• _Do this_: Leave out the pictures and copy every record exactly.

• _Provided entries_:
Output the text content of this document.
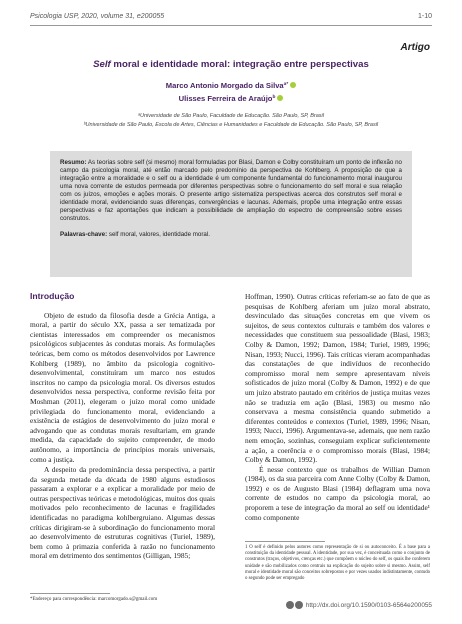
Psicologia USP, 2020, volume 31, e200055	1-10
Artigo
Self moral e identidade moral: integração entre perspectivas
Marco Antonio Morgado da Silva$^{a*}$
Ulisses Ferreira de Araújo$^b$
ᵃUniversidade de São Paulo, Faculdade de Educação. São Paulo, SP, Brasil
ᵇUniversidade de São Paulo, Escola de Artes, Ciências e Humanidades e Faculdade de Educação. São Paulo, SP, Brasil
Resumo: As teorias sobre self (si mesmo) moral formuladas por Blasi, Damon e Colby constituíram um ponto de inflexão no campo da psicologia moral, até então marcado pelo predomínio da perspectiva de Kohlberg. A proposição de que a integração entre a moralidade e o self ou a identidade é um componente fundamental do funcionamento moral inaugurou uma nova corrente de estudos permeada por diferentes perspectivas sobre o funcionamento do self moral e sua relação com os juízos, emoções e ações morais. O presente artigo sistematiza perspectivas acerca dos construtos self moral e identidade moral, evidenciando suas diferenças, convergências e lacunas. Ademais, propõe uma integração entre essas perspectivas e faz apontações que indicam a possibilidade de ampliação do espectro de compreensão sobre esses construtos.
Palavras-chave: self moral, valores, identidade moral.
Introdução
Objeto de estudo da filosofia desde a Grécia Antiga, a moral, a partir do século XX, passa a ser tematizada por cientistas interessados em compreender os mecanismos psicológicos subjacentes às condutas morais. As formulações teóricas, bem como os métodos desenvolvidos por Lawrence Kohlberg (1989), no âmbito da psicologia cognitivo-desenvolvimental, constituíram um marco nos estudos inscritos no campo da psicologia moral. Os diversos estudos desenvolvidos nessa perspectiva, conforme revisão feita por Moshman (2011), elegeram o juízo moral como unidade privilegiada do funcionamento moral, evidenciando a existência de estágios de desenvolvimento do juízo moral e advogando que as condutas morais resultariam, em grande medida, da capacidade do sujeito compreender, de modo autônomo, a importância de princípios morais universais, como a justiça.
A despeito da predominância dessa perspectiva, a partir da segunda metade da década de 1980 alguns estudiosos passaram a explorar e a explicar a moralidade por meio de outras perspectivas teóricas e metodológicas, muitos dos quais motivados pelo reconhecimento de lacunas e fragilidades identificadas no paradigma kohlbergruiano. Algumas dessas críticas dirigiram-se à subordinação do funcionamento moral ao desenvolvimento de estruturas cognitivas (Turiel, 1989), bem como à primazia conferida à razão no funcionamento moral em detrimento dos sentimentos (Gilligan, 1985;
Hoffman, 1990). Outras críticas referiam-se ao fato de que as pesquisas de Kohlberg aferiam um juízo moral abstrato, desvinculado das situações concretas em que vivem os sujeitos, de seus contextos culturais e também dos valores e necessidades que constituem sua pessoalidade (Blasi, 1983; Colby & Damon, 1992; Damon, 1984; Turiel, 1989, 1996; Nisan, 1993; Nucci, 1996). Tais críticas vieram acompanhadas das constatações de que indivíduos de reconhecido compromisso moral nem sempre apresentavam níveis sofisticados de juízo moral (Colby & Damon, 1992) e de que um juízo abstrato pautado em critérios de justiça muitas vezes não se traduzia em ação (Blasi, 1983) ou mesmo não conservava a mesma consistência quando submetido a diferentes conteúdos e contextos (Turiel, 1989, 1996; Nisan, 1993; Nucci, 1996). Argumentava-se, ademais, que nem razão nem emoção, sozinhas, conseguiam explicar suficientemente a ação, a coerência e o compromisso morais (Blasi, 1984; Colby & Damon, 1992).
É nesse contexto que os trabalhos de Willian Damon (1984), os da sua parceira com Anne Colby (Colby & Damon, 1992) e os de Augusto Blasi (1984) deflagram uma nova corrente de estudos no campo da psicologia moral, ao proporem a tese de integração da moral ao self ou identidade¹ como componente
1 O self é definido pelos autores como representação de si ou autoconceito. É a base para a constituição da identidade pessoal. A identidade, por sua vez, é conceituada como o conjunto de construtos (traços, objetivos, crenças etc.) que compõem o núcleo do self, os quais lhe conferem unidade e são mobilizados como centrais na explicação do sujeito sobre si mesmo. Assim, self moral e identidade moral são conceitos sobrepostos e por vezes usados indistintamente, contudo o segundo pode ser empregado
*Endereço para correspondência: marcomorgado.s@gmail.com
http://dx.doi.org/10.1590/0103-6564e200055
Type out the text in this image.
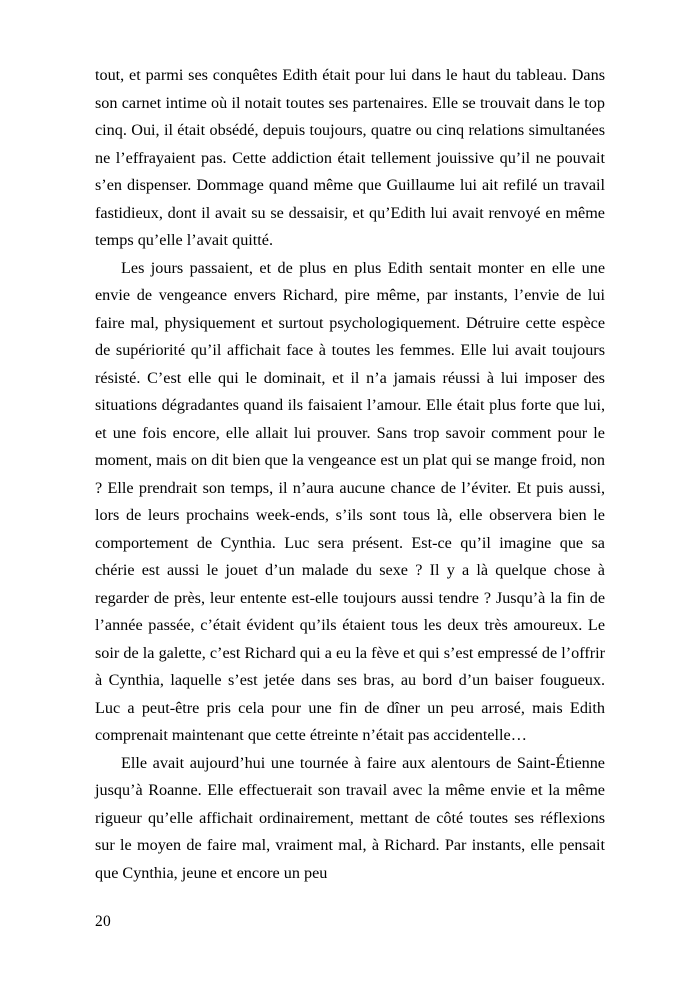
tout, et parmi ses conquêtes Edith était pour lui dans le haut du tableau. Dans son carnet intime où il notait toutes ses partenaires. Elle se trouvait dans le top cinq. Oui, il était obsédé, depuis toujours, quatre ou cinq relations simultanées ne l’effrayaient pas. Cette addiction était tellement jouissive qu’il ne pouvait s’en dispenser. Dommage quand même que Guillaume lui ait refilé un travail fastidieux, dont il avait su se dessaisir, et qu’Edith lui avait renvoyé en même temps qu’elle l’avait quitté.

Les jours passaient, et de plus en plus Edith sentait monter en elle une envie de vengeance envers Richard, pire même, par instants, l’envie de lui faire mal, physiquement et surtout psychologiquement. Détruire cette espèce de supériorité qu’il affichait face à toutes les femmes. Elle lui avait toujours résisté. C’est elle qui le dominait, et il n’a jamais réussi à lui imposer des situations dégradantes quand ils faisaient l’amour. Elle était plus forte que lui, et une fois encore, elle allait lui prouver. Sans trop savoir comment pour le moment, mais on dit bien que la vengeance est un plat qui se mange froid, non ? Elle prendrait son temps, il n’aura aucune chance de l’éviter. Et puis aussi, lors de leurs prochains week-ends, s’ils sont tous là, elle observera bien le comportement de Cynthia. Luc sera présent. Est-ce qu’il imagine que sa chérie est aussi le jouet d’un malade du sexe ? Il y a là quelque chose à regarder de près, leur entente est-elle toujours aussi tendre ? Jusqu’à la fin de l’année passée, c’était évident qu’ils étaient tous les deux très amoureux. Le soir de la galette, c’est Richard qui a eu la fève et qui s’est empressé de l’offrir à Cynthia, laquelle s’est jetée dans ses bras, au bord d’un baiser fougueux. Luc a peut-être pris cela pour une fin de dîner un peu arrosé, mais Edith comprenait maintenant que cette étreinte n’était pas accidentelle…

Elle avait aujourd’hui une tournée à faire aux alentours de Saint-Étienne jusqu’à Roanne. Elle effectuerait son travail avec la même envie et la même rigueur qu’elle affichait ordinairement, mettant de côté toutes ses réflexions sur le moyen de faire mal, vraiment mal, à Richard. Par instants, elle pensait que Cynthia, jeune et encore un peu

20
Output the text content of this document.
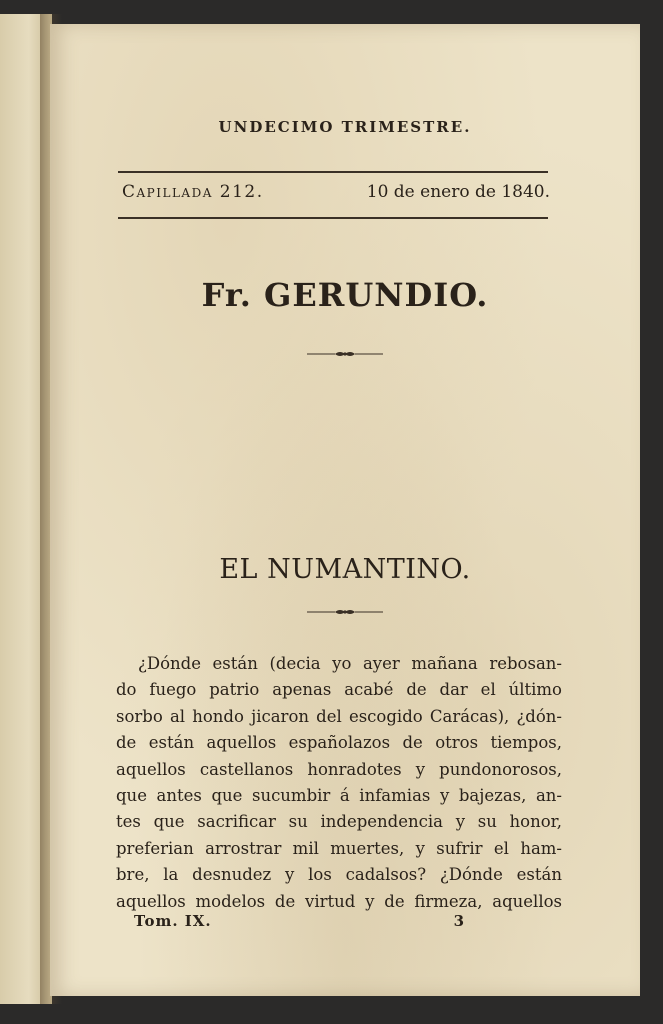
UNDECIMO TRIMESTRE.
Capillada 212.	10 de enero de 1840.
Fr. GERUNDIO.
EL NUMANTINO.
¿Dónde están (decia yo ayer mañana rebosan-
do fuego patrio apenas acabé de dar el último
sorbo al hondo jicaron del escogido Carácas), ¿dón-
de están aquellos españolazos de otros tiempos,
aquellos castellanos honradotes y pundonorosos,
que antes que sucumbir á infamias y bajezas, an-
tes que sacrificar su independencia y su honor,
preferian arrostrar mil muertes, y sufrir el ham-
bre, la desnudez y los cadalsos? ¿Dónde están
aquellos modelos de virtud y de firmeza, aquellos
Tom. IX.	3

• _Result_:
Output the text content of this document.
Psicologia USP, 2020, volume 31, e200055	1-10
Artigo
Self moral e identidade moral: integração entre perspectivas
Marco Antonio Morgado da Silva$^{a*}$
Ulisses Ferreira de Araújo$^b$
ᵃUniversidade de São Paulo, Faculdade de Educação. São Paulo, SP, Brasil
ᵇUniversidade de São Paulo, Escola de Artes, Ciências e Humanidades e Faculdade de Educação. São Paulo, SP, Brasil
Resumo: As teorias sobre self (si mesmo) moral formuladas por Blasi, Damon e Colby constituíram um ponto de inflexão no campo da psicologia moral, até então marcado pelo predomínio da perspectiva de Kohlberg. A proposição de que a integração entre a moralidade e o self ou a identidade é um componente fundamental do funcionamento moral inaugurou uma nova corrente de estudos permeada por diferentes perspectivas sobre o funcionamento do self moral e sua relação com os juízos, emoções e ações morais. O presente artigo sistematiza perspectivas acerca dos construtos self moral e identidade moral, evidenciando suas diferenças, convergências e lacunas. Ademais, propõe uma integração entre essas perspectivas e faz apontações que indicam a possibilidade de ampliação do espectro de compreensão sobre esses construtos.
Palavras-chave: self moral, valores, identidade moral.
Introdução
Objeto de estudo da filosofia desde a Grécia Antiga, a moral, a partir do século XX, passa a ser tematizada por cientistas interessados em compreender os mecanismos psicológicos subjacentes às condutas morais. As formulações teóricas, bem como os métodos desenvolvidos por Lawrence Kohlberg (1989), no âmbito da psicologia cognitivo-desenvolvimental, constituíram um marco nos estudos inscritos no campo da psicologia moral. Os diversos estudos desenvolvidos nessa perspectiva, conforme revisão feita por Moshman (2011), elegeram o juízo moral como unidade privilegiada do funcionamento moral, evidenciando a existência de estágios de desenvolvimento do juízo moral e advogando que as condutas morais resultariam, em grande medida, da capacidade do sujeito compreender, de modo autônomo, a importância de princípios morais universais, como a justiça.
A despeito da predominância dessa perspectiva, a partir da segunda metade da década de 1980 alguns estudiosos passaram a explorar e a explicar a moralidade por meio de outras perspectivas teóricas e metodológicas, muitos dos quais motivados pelo reconhecimento de lacunas e fragilidades identificadas no paradigma kohlbergruiano. Algumas dessas críticas dirigiram-se à subordinação do funcionamento moral ao desenvolvimento de estruturas cognitivas (Turiel, 1989), bem como à primazia conferida à razão no funcionamento moral em detrimento dos sentimentos (Gilligan, 1985;
Hoffman, 1990). Outras críticas referiam-se ao fato de que as pesquisas de Kohlberg aferiam um juízo moral abstrato, desvinculado das situações concretas em que vivem os sujeitos, de seus contextos culturais e também dos valores e necessidades que constituem sua pessoalidade (Blasi, 1983; Colby & Damon, 1992; Damon, 1984; Turiel, 1989, 1996; Nisan, 1993; Nucci, 1996). Tais críticas vieram acompanhadas das constatações de que indivíduos de reconhecido compromisso moral nem sempre apresentavam níveis sofisticados de juízo moral (Colby & Damon, 1992) e de que um juízo abstrato pautado em critérios de justiça muitas vezes não se traduzia em ação (Blasi, 1983) ou mesmo não conservava a mesma consistência quando submetido a diferentes conteúdos e contextos (Turiel, 1989, 1996; Nisan, 1993; Nucci, 1996). Argumentava-se, ademais, que nem razão nem emoção, sozinhas, conseguiam explicar suficientemente a ação, a coerência e o compromisso morais (Blasi, 1984; Colby & Damon, 1992).
É nesse contexto que os trabalhos de Willian Damon (1984), os da sua parceira com Anne Colby (Colby & Damon, 1992) e os de Augusto Blasi (1984) deflagram uma nova corrente de estudos no campo da psicologia moral, ao proporem a tese de integração da moral ao self ou identidade¹ como componente
1 O self é definido pelos autores como representação de si ou autoconceito. É a base para a constituição da identidade pessoal. A identidade, por sua vez, é conceituada como o conjunto de construtos (traços, objetivos, crenças etc.) que compõem o núcleo do self, os quais lhe conferem unidade e são mobilizados como centrais na explicação do sujeito sobre si mesmo. Assim, self moral e identidade moral são conceitos sobrepostos e por vezes usados indistintamente, contudo o segundo pode ser empregado
*Endereço para correspondência: marcomorgado.s@gmail.com
http://dx.doi.org/10.1590/0103-6564e200055
Type out the text in this image.
tout, et parmi ses conquêtes Edith était pour lui dans le haut du tableau. Dans son carnet intime où il notait toutes ses partenaires. Elle se trouvait dans le top cinq. Oui, il était obsédé, depuis toujours, quatre ou cinq relations simultanées ne l’effrayaient pas. Cette addiction était tellement jouissive qu’il ne pouvait s’en dispenser. Dommage quand même que Guillaume lui ait refilé un travail fastidieux, dont il avait su se dessaisir, et qu’Edith lui avait renvoyé en même temps qu’elle l’avait quitté.

Les jours passaient, et de plus en plus Edith sentait monter en elle une envie de vengeance envers Richard, pire même, par instants, l’envie de lui faire mal, physiquement et surtout psychologiquement. Détruire cette espèce de supériorité qu’il affichait face à toutes les femmes. Elle lui avait toujours résisté. C’est elle qui le dominait, et il n’a jamais réussi à lui imposer des situations dégradantes quand ils faisaient l’amour. Elle était plus forte que lui, et une fois encore, elle allait lui prouver. Sans trop savoir comment pour le moment, mais on dit bien que la vengeance est un plat qui se mange froid, non ? Elle prendrait son temps, il n’aura aucune chance de l’éviter. Et puis aussi, lors de leurs prochains week-ends, s’ils sont tous là, elle observera bien le comportement de Cynthia. Luc sera présent. Est-ce qu’il imagine que sa chérie est aussi le jouet d’un malade du sexe ? Il y a là quelque chose à regarder de près, leur entente est-elle toujours aussi tendre ? Jusqu’à la fin de l’année passée, c’était évident qu’ils étaient tous les deux très amoureux. Le soir de la galette, c’est Richard qui a eu la fève et qui s’est empressé de l’offrir à Cynthia, laquelle s’est jetée dans ses bras, au bord d’un baiser fougueux. Luc a peut-être pris cela pour une fin de dîner un peu arrosé, mais Edith comprenait maintenant que cette étreinte n’était pas accidentelle…

Elle avait aujourd’hui une tournée à faire aux alentours de Saint-Étienne jusqu’à Roanne. Elle effectuerait son travail avec la même envie et la même rigueur qu’elle affichait ordinairement, mettant de côté toutes ses réflexions sur le moyen de faire mal, vraiment mal, à Richard. Par instants, elle pensait que Cynthia, jeune et encore un peu

20
Output the text content of this document.
UNDECIMO TRIMESTRE.
Capillada 212.	10 de enero de 1840.
Fr. GERUNDIO.
EL NUMANTINO.
¿Dónde están (decia yo ayer mañana rebosan-
do fuego patrio apenas acabé de dar el último
sorbo al hondo jicaron del escogido Carácas), ¿dón-
de están aquellos españolazos de otros tiempos,
aquellos castellanos honradotes y pundonorosos,
que antes que sucumbir á infamias y bajezas, an-
tes que sacrificar su independencia y su honor,
preferian arrostrar mil muertes, y sufrir el ham-
bre, la desnudez y los cadalsos? ¿Dónde están
aquellos modelos de virtud y de firmeza, aquellos
Tom. IX.	3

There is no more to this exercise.